____ GIVEN INFORMATION
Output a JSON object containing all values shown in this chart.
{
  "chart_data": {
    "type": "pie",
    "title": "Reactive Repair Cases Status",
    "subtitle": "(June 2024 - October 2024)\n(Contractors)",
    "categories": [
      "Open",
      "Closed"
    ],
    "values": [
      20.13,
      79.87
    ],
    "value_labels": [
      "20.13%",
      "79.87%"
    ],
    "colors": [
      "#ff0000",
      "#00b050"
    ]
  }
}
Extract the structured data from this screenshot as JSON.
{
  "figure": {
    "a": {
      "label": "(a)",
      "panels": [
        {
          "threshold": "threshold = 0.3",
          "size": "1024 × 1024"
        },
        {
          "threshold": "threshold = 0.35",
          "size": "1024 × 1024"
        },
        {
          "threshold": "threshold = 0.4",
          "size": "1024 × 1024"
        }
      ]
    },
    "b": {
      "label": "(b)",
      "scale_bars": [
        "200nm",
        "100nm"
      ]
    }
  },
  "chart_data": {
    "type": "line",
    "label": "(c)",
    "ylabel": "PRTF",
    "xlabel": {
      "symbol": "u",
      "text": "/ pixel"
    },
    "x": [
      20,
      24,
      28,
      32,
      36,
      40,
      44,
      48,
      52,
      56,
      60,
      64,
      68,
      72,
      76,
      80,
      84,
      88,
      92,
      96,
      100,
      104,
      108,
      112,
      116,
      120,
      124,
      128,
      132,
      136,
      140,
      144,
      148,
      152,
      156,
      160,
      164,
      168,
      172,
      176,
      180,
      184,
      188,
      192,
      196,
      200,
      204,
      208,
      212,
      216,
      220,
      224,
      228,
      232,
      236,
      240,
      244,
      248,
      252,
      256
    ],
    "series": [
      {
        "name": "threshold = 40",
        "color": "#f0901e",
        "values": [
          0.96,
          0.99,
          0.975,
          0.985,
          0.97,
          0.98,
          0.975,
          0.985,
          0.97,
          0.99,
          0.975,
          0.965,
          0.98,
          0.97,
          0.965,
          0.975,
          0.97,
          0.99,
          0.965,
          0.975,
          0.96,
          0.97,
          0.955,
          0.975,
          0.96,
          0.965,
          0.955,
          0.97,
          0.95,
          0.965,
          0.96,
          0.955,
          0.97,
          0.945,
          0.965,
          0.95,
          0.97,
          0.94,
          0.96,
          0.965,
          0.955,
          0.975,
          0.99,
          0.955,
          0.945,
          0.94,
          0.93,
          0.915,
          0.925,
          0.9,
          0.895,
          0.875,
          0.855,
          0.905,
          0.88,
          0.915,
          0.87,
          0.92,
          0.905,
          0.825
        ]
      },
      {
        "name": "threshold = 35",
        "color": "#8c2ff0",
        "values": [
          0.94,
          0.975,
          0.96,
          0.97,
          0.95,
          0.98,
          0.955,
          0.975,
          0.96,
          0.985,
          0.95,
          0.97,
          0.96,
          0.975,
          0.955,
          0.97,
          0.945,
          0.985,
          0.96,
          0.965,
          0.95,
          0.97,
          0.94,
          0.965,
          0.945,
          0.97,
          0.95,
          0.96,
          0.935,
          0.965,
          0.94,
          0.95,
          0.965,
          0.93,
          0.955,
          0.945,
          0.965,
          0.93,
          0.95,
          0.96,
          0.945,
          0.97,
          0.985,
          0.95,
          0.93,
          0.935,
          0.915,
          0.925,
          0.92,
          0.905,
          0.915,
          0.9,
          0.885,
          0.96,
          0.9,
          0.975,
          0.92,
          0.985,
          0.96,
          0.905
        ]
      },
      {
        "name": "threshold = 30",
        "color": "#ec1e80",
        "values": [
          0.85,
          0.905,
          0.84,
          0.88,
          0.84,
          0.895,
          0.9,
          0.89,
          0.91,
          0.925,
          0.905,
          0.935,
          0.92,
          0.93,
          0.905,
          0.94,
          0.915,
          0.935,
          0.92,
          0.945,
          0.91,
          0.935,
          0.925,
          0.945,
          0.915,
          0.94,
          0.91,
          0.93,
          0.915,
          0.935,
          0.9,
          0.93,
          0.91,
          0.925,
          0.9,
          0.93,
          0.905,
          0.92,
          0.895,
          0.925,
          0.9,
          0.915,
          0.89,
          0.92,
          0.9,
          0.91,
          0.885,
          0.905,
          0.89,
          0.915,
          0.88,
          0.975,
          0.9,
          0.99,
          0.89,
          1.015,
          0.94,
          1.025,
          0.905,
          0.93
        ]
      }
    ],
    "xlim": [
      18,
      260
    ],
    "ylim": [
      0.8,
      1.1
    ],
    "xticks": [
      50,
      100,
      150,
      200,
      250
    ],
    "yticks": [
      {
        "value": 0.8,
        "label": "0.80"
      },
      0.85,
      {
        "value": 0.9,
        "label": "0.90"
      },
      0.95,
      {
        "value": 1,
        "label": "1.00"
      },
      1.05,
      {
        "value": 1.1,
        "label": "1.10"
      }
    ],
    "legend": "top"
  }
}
________
▶ **GOAL OF THE EXERCISE**
From the entries above, extract every line where the word "JSON" appears.

▶ **THE RESPONSE**
Output a JSON object containing all values shown in this chart.
Extract the structured data from this screenshot as JSON.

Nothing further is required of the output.